# DATASET EXCERPTS
[START]

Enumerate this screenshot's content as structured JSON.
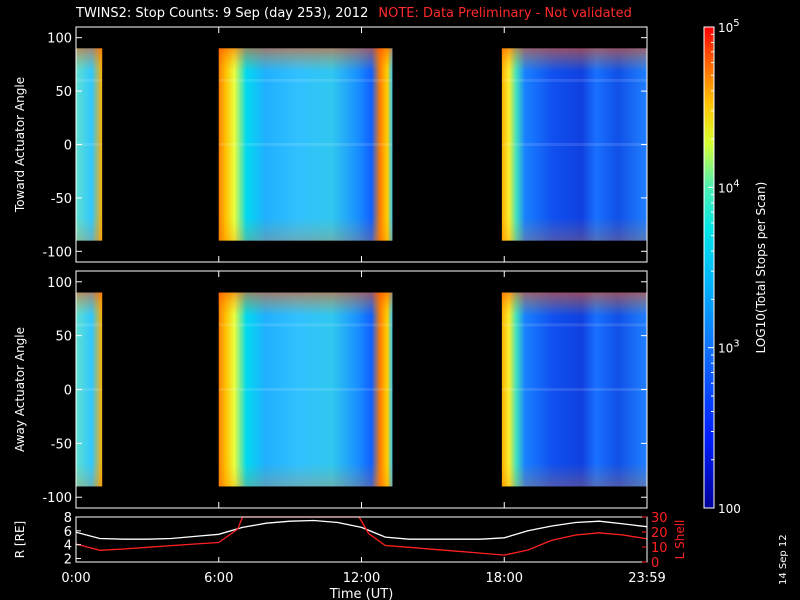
{
  "header": {
    "title": "TWINS2: Stop Counts:  9 Sep (day 253), 2012",
    "note": "NOTE: Data Preliminary - Not validated"
  },
  "stamp": "14 Sep 12",
  "colors": {
    "background": "#000000",
    "foreground": "#ffffff",
    "note": "#ff2020",
    "l_shell": "#ff2020",
    "r_line": "#ffffff"
  },
  "chart_data": [
    {
      "type": "heatmap",
      "panel": "toward",
      "ylabel": "Toward Actuator Angle",
      "ylim": [
        -110,
        110
      ],
      "yticks": [
        "100",
        "50",
        "0",
        "-50",
        "-100"
      ],
      "xlim": [
        0,
        24
      ],
      "data_time_blocks": [
        [
          0,
          1.1
        ],
        [
          6.0,
          13.3
        ],
        [
          17.9,
          24.0
        ]
      ],
      "angle_range": [
        -90,
        90
      ],
      "colorbar": {
        "label": "LOG10(Total Stops per Scan)",
        "range": [
          100,
          100000
        ],
        "ticks": [
          "10^5",
          "10^4",
          "10^3",
          "100"
        ]
      }
    },
    {
      "type": "heatmap",
      "panel": "away",
      "ylabel": "Away Actuator Angle",
      "ylim": [
        -110,
        110
      ],
      "yticks": [
        "100",
        "50",
        "0",
        "-50",
        "-100"
      ],
      "xlim": [
        0,
        24
      ],
      "data_time_blocks": [
        [
          0,
          1.1
        ],
        [
          6.0,
          13.3
        ],
        [
          17.9,
          24.0
        ]
      ],
      "angle_range": [
        -90,
        90
      ]
    },
    {
      "type": "line",
      "panel": "orbit",
      "xlabel": "Time (UT)",
      "xticks": [
        "0:00",
        "6:00",
        "12:00",
        "18:00",
        "23:59"
      ],
      "xtick_hours": [
        0,
        6,
        12,
        18,
        24
      ],
      "ylabel_left": "R [RE]",
      "ylabel_right": "L Shell",
      "ylim_left": [
        1.5,
        8
      ],
      "yticks_left": [
        "8",
        "6",
        "4",
        "2"
      ],
      "ylim_right": [
        0,
        30
      ],
      "yticks_right": [
        "30",
        "20",
        "10",
        "0"
      ],
      "series": [
        {
          "name": "R",
          "axis": "left",
          "x": [
            0,
            1,
            2,
            3,
            4,
            5,
            6,
            7,
            8,
            9,
            10,
            11,
            12,
            13,
            14,
            15,
            16,
            17,
            18,
            19,
            20,
            21,
            22,
            23,
            24
          ],
          "y": [
            5.8,
            4.9,
            4.8,
            4.8,
            4.9,
            5.2,
            5.5,
            6.5,
            7.1,
            7.4,
            7.5,
            7.2,
            6.5,
            5.1,
            4.8,
            4.8,
            4.8,
            4.8,
            5.0,
            6.0,
            6.7,
            7.2,
            7.4,
            7.0,
            6.6
          ]
        },
        {
          "name": "L Shell",
          "axis": "right",
          "x": [
            0,
            1,
            2,
            3,
            4,
            5,
            6,
            6.8,
            7.0,
            11.9,
            12.3,
            13.0,
            14,
            15,
            16,
            17,
            18,
            19,
            20,
            21,
            22,
            23,
            24
          ],
          "y": [
            12.0,
            7.8,
            8.7,
            9.8,
            10.9,
            12.0,
            13.0,
            22.0,
            30.0,
            30.0,
            19.0,
            11.0,
            9.8,
            8.5,
            7.2,
            5.9,
            4.6,
            8.0,
            14.5,
            18.0,
            19.5,
            18.0,
            15.5
          ]
        }
      ]
    }
  ]
}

[END]

# DIRECTIONS
Reproduce the data word for word, excluding its pictures.

# IN RESPONSE
Enumerate this screenshot's content as structured JSON.
{
  "header": {
    "title": "TWINS2: Stop Counts:  9 Sep (day 253), 2012",
    "note": "NOTE: Data Preliminary - Not validated"
  },
  "stamp": "14 Sep 12",
  "colors": {
    "background": "#000000",
    "foreground": "#ffffff",
    "note": "#ff2020",
    "l_shell": "#ff2020",
    "r_line": "#ffffff"
  },
  "chart_data": [
    {
      "type": "heatmap",
      "panel": "toward",
      "ylabel": "Toward Actuator Angle",
      "ylim": [
        -110,
        110
      ],
      "yticks": [
        "100",
        "50",
        "0",
        "-50",
        "-100"
      ],
      "xlim": [
        0,
        24
      ],
      "data_time_blocks": [
        [
          0,
          1.1
        ],
        [
          6.0,
          13.3
        ],
        [
          17.9,
          24.0
        ]
      ],
      "angle_range": [
        -90,
        90
      ],
      "colorbar": {
        "label": "LOG10(Total Stops per Scan)",
        "range": [
          100,
          100000
        ],
        "ticks": [
          "10^5",
          "10^4",
          "10^3",
          "100"
        ]
      }
    },
    {
      "type": "heatmap",
      "panel": "away",
      "ylabel": "Away Actuator Angle",
      "ylim": [
        -110,
        110
      ],
      "yticks": [
        "100",
        "50",
        "0",
        "-50",
        "-100"
      ],
      "xlim": [
        0,
        24
      ],
      "data_time_blocks": [
        [
          0,
          1.1
        ],
        [
          6.0,
          13.3
        ],
        [
          17.9,
          24.0
        ]
      ],
      "angle_range": [
        -90,
        90
      ]
    },
    {
      "type": "line",
      "panel": "orbit",
      "xlabel": "Time (UT)",
      "xticks": [
        "0:00",
        "6:00",
        "12:00",
        "18:00",
        "23:59"
      ],
      "xtick_hours": [
        0,
        6,
        12,
        18,
        24
      ],
      "ylabel_left": "R [RE]",
      "ylabel_right": "L Shell",
      "ylim_left": [
        1.5,
        8
      ],
      "yticks_left": [
        "8",
        "6",
        "4",
        "2"
      ],
      "ylim_right": [
        0,
        30
      ],
      "yticks_right": [
        "30",
        "20",
        "10",
        "0"
      ],
      "series": [
        {
          "name": "R",
          "axis": "left",
          "x": [
            0,
            1,
            2,
            3,
            4,
            5,
            6,
            7,
            8,
            9,
            10,
            11,
            12,
            13,
            14,
            15,
            16,
            17,
            18,
            19,
            20,
            21,
            22,
            23,
            24
          ],
          "y": [
            5.8,
            4.9,
            4.8,
            4.8,
            4.9,
            5.2,
            5.5,
            6.5,
            7.1,
            7.4,
            7.5,
            7.2,
            6.5,
            5.1,
            4.8,
            4.8,
            4.8,
            4.8,
            5.0,
            6.0,
            6.7,
            7.2,
            7.4,
            7.0,
            6.6
          ]
        },
        {
          "name": "L Shell",
          "axis": "right",
          "x": [
            0,
            1,
            2,
            3,
            4,
            5,
            6,
            6.8,
            7.0,
            11.9,
            12.3,
            13.0,
            14,
            15,
            16,
            17,
            18,
            19,
            20,
            21,
            22,
            23,
            24
          ],
          "y": [
            12.0,
            7.8,
            8.7,
            9.8,
            10.9,
            12.0,
            13.0,
            22.0,
            30.0,
            30.0,
            19.0,
            11.0,
            9.8,
            8.5,
            7.2,
            5.9,
            4.6,
            8.0,
            14.5,
            18.0,
            19.5,
            18.0,
            15.5
          ]
        }
      ]
    }
  ]
}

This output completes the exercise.